Select every line below containing the word "rimosso".
===== Provided data =====
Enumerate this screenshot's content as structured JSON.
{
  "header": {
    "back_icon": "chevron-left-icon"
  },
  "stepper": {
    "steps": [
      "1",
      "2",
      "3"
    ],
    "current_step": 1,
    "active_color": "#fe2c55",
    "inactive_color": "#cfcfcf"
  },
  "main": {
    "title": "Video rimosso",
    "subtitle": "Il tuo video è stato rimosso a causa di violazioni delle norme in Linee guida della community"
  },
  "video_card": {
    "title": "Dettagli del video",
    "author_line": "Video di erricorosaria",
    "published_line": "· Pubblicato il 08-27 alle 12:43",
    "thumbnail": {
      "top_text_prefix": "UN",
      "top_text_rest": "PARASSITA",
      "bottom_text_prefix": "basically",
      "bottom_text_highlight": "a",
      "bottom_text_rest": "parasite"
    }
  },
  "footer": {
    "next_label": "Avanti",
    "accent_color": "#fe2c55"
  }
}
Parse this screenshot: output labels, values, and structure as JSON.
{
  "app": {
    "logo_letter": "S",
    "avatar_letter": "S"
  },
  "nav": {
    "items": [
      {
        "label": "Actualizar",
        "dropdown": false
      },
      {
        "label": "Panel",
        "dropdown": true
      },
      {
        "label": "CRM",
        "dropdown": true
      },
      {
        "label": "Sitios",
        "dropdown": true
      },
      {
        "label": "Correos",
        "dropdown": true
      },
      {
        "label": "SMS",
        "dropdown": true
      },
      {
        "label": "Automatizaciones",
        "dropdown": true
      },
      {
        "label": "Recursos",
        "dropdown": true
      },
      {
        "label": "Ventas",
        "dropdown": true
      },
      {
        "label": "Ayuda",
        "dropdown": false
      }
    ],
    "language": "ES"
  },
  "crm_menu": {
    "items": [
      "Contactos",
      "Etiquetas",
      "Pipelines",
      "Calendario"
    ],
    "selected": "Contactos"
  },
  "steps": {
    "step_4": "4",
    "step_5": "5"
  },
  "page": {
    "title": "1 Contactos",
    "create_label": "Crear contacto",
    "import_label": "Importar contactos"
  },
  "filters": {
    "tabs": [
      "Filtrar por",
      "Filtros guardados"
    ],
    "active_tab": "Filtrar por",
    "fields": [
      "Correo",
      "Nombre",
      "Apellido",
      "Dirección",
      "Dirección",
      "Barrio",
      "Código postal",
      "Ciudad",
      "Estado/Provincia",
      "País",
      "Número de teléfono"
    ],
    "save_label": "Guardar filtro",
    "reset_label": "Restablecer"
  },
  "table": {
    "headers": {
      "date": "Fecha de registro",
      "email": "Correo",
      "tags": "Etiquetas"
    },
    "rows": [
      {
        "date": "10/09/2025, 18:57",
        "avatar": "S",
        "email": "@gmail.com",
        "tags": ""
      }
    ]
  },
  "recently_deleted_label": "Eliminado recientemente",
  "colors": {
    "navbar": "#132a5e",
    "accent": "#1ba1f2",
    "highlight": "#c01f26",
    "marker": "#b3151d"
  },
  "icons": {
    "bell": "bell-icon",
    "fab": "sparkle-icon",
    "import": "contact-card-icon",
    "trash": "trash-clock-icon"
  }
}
=====
» **Output below**:
    "title": "Video rimosso",
    "subtitle": "Il tuo video è stato rimosso a causa di violazioni delle norme in Linee guida della community"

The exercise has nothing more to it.